▶ _Set exercise_
Present every row below as a numbered list, leaving out blank lines.

::::::::

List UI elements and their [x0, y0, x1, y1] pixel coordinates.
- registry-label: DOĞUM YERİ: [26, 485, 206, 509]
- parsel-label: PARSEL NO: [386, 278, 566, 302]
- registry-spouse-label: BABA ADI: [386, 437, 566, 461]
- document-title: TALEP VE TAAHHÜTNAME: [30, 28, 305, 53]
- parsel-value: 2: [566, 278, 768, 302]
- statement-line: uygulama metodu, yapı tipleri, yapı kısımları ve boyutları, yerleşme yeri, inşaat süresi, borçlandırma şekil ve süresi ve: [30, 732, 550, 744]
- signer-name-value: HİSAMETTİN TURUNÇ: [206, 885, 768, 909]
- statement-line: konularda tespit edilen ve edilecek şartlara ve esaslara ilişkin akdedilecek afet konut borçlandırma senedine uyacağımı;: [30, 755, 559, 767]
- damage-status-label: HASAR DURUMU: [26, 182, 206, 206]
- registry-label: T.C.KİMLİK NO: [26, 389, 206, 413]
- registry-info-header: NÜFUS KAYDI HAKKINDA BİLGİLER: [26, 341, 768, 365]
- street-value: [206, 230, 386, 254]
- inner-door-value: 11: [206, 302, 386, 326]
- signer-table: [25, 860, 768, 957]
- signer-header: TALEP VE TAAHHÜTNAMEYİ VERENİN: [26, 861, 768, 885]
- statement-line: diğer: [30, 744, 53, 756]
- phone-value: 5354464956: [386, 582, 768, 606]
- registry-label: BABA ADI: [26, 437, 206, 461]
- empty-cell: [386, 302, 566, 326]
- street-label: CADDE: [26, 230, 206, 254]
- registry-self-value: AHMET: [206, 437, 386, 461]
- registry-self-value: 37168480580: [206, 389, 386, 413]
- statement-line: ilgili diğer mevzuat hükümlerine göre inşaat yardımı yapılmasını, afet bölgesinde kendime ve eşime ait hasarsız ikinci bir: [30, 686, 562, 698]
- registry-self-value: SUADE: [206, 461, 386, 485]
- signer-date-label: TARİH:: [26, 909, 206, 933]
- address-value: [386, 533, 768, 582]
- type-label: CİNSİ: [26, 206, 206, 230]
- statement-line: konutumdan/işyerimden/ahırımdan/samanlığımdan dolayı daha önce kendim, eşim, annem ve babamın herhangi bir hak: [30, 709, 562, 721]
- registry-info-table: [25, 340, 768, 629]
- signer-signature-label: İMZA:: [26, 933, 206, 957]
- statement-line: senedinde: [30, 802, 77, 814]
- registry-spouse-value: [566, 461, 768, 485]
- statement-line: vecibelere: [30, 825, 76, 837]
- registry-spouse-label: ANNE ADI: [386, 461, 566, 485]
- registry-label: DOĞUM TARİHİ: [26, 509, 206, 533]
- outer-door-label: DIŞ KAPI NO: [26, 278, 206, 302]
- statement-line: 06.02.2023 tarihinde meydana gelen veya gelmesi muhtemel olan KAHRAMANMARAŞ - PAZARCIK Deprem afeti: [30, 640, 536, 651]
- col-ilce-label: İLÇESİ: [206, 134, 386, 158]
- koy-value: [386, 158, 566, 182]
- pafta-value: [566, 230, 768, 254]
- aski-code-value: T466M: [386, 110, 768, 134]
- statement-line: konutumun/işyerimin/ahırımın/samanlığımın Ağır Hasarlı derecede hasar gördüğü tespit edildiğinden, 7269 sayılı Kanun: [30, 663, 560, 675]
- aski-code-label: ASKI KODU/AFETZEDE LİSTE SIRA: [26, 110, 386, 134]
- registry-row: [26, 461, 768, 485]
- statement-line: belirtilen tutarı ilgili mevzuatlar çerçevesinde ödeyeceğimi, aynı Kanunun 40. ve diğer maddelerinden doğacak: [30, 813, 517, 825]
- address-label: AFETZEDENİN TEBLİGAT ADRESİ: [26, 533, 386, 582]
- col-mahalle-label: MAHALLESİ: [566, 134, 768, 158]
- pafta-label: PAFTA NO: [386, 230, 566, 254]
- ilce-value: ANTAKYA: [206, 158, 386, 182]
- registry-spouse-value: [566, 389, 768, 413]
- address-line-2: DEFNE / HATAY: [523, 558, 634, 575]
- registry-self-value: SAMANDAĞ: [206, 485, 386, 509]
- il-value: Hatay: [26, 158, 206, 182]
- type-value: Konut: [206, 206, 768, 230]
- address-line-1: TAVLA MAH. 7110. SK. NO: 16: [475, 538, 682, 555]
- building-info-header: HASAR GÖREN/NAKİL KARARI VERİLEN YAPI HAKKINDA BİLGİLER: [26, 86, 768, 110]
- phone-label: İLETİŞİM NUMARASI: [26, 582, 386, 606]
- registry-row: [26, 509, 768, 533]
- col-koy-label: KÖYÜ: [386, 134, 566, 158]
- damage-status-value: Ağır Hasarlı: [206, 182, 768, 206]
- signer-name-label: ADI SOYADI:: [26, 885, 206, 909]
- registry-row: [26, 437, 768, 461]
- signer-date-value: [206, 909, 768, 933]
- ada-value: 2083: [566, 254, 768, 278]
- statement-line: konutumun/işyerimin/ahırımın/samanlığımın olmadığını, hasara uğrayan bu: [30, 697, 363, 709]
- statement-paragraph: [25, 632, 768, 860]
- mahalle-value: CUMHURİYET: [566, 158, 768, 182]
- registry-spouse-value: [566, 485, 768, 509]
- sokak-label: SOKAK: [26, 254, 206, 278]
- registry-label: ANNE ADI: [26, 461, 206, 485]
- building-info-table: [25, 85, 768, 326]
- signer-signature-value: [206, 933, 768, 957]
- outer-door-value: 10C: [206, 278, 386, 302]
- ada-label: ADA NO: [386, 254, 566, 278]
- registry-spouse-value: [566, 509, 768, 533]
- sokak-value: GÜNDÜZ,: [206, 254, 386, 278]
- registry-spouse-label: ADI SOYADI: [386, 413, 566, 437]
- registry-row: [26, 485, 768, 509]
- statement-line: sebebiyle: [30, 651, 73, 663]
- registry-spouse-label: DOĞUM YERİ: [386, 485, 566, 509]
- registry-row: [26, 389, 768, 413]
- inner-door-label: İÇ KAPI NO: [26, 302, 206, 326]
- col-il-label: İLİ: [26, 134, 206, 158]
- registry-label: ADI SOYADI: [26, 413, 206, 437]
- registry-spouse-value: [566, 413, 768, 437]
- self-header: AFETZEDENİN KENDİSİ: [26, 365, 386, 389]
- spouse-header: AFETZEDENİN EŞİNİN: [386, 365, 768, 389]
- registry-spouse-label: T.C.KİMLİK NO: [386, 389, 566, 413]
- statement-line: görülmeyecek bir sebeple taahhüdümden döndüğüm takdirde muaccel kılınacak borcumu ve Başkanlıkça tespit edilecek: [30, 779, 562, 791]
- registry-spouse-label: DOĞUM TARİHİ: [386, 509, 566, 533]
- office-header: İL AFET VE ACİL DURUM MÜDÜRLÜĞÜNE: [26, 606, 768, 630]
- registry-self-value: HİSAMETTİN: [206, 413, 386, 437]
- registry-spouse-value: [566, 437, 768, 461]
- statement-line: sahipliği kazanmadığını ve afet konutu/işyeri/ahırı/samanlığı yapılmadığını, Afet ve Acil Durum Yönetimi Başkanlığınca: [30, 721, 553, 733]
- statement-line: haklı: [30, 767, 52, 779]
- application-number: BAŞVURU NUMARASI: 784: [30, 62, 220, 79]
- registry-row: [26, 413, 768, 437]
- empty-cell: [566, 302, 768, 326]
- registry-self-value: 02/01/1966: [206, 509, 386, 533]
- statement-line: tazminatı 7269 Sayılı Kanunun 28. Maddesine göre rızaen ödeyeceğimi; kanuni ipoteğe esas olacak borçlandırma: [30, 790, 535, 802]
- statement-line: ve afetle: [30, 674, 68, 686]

::::::::

▶ _Final result_
1. List UI elements and their [x0, y0, x1, y1] pixel coordinates.
2. - registry-label: DOĞUM YERİ: [26, 485, 206, 509]
3. - parsel-label: PARSEL NO: [386, 278, 566, 302]
4. - registry-spouse-label: BABA ADI: [386, 437, 566, 461]
5. - document-title: TALEP VE TAAHHÜTNAME: [30, 28, 305, 53]
6. - parsel-value: 2: [566, 278, 768, 302]
7. - statement-line: uygulama metodu, yapı tipleri, yapı kısımları ve boyutları, yerleşme yeri, inşaat süresi, borçlandırma şekil ve süresi ve: [30, 732, 550, 744]
8. - signer-name-value: HİSAMETTİN TURUNÇ: [206, 885, 768, 909]
9. - statement-line: konularda tespit edilen ve edilecek şartlara ve esaslara ilişkin akdedilecek afet konut borçlandırma senedine uyacağımı;: [30, 755, 559, 767]
10. - damage-status-label: HASAR DURUMU: [26, 182, 206, 206]
11. - registry-label: T.C.KİMLİK NO: [26, 389, 206, 413]
12. - registry-info-header: NÜFUS KAYDI HAKKINDA BİLGİLER: [26, 341, 768, 365]
13. - street-value: [206, 230, 386, 254]
14. - inner-door-value: 11: [206, 302, 386, 326]
15. - signer-table: [25, 860, 768, 957]
16. - signer-header: TALEP VE TAAHHÜTNAMEYİ VERENİN: [26, 861, 768, 885]
17. - statement-line: diğer: [30, 744, 53, 756]
18. - phone-value: 5354464956: [386, 582, 768, 606]
19. - registry-label: BABA ADI: [26, 437, 206, 461]
20. - empty-cell: [386, 302, 566, 326]
21. - street-label: CADDE: [26, 230, 206, 254]
22. - registry-self-value: AHMET: [206, 437, 386, 461]
23. - registry-self-value: 37168480580: [206, 389, 386, 413]
24. - statement-line: ilgili diğer mevzuat hükümlerine göre inşaat yardımı yapılmasını, afet bölgesinde kendime ve eşime ait hasarsız ikinci bir: [30, 686, 562, 698]
25. - registry-self-value: SUADE: [206, 461, 386, 485]
26. - signer-date-label: TARİH:: [26, 909, 206, 933]
27. - address-value: [386, 533, 768, 582]
28. - type-label: CİNSİ: [26, 206, 206, 230]
29. - statement-line: konutumdan/işyerimden/ahırımdan/samanlığımdan dolayı daha önce kendim, eşim, annem ve babamın herhangi bir hak: [30, 709, 562, 721]
30. - registry-info-table: [25, 340, 768, 629]
31. - signer-signature-label: İMZA:: [26, 933, 206, 957]
32. - statement-line: senedinde: [30, 802, 77, 814]
33. - registry-spouse-value: [566, 461, 768, 485]
34. - statement-line: vecibelere: [30, 825, 76, 837]
35. - registry-spouse-label: ANNE ADI: [386, 461, 566, 485]
36. - registry-label: DOĞUM TARİHİ: [26, 509, 206, 533]
37. - outer-door-label: DIŞ KAPI NO: [26, 278, 206, 302]
38. - statement-line: 06.02.2023 tarihinde meydana gelen veya gelmesi muhtemel olan KAHRAMANMARAŞ - PAZARCIK Deprem afeti: [30, 640, 536, 651]
39. - col-ilce-label: İLÇESİ: [206, 134, 386, 158]
40. - koy-value: [386, 158, 566, 182]
41. - pafta-value: [566, 230, 768, 254]
42. - aski-code-value: T466M: [386, 110, 768, 134]
43. - statement-line: konutumun/işyerimin/ahırımın/samanlığımın Ağır Hasarlı derecede hasar gördüğü tespit edildiğinden, 7269 sayılı Kanun: [30, 663, 560, 675]
44. - aski-code-label: ASKI KODU/AFETZEDE LİSTE SIRA: [26, 110, 386, 134]
45. - registry-row: [26, 461, 768, 485]
46. - statement-line: belirtilen tutarı ilgili mevzuatlar çerçevesinde ödeyeceğimi, aynı Kanunun 40. ve diğer maddelerinden doğacak: [30, 813, 517, 825]
47. - address-label: AFETZEDENİN TEBLİGAT ADRESİ: [26, 533, 386, 582]
48. - col-mahalle-label: MAHALLESİ: [566, 134, 768, 158]
49. - pafta-label: PAFTA NO: [386, 230, 566, 254]
50. - ilce-value: ANTAKYA: [206, 158, 386, 182]
51. - registry-spouse-value: [566, 389, 768, 413]
52. - address-line-2: DEFNE / HATAY: [523, 558, 634, 575]
53. - registry-self-value: SAMANDAĞ: [206, 485, 386, 509]
54. - il-value: Hatay: [26, 158, 206, 182]
55. - type-value: Konut: [206, 206, 768, 230]
56. - address-line-1: TAVLA MAH. 7110. SK. NO: 16: [475, 538, 682, 555]
57. - building-info-header: HASAR GÖREN/NAKİL KARARI VERİLEN YAPI HAKKINDA BİLGİLER: [26, 86, 768, 110]
58. - phone-label: İLETİŞİM NUMARASI: [26, 582, 386, 606]
59. - registry-row: [26, 509, 768, 533]
60. - col-koy-label: KÖYÜ: [386, 134, 566, 158]
61. - damage-status-value: Ağır Hasarlı: [206, 182, 768, 206]
62. - signer-name-label: ADI SOYADI:: [26, 885, 206, 909]
63. - registry-row: [26, 437, 768, 461]
64. - signer-date-value: [206, 909, 768, 933]
65. - ada-value: 2083: [566, 254, 768, 278]
66. - statement-line: konutumun/işyerimin/ahırımın/samanlığımın olmadığını, hasara uğrayan bu: [30, 697, 363, 709]
67. - statement-paragraph: [25, 632, 768, 860]
68. - mahalle-value: CUMHURİYET: [566, 158, 768, 182]
69. - registry-spouse-value: [566, 485, 768, 509]
70. - sokak-label: SOKAK: [26, 254, 206, 278]
71. - registry-label: ANNE ADI: [26, 461, 206, 485]
72. - building-info-table: [25, 85, 768, 326]
73. - signer-signature-value: [206, 933, 768, 957]
74. - outer-door-value: 10C: [206, 278, 386, 302]
75. - ada-label: ADA NO: [386, 254, 566, 278]
76. - registry-spouse-value: [566, 509, 768, 533]
77. - sokak-value: GÜNDÜZ,: [206, 254, 386, 278]
78. - registry-spouse-label: ADI SOYADI: [386, 413, 566, 437]
79. - registry-row: [26, 485, 768, 509]
80. - statement-line: sebebiyle: [30, 651, 73, 663]
81. - registry-spouse-label: DOĞUM YERİ: [386, 485, 566, 509]
82. - registry-row: [26, 389, 768, 413]
83. - inner-door-label: İÇ KAPI NO: [26, 302, 206, 326]
84. - col-il-label: İLİ: [26, 134, 206, 158]
85. - registry-label: ADI SOYADI: [26, 413, 206, 437]
86. - registry-spouse-value: [566, 413, 768, 437]
87. - self-header: AFETZEDENİN KENDİSİ: [26, 365, 386, 389]
88. - spouse-header: AFETZEDENİN EŞİNİN: [386, 365, 768, 389]
89. - registry-spouse-label: T.C.KİMLİK NO: [386, 389, 566, 413]
90. - statement-line: görülmeyecek bir sebeple taahhüdümden döndüğüm takdirde muaccel kılınacak borcumu ve Başkanlıkça tespit edilecek: [30, 779, 562, 791]
91. - registry-spouse-label: DOĞUM TARİHİ: [386, 509, 566, 533]
92. - office-header: İL AFET VE ACİL DURUM MÜDÜRLÜĞÜNE: [26, 606, 768, 630]
93. - registry-self-value: HİSAMETTİN: [206, 413, 386, 437]
94. - registry-spouse-value: [566, 437, 768, 461]
95. - statement-line: sahipliği kazanmadığını ve afet konutu/işyeri/ahırı/samanlığı yapılmadığını, Afet ve Acil Durum Yönetimi Başkanlığınca: [30, 721, 553, 733]
96. - statement-line: haklı: [30, 767, 52, 779]
97. - application-number: BAŞVURU NUMARASI: 784: [30, 62, 220, 79]
98. - registry-row: [26, 413, 768, 437]
99. - empty-cell: [566, 302, 768, 326]
100. - registry-self-value: 02/01/1966: [206, 509, 386, 533]
101. - statement-line: tazminatı 7269 Sayılı Kanunun 28. Maddesine göre rızaen ödeyeceğimi; kanuni ipoteğe esas olacak borçlandırma: [30, 790, 535, 802]
102. - statement-line: ve afetle: [30, 674, 68, 686]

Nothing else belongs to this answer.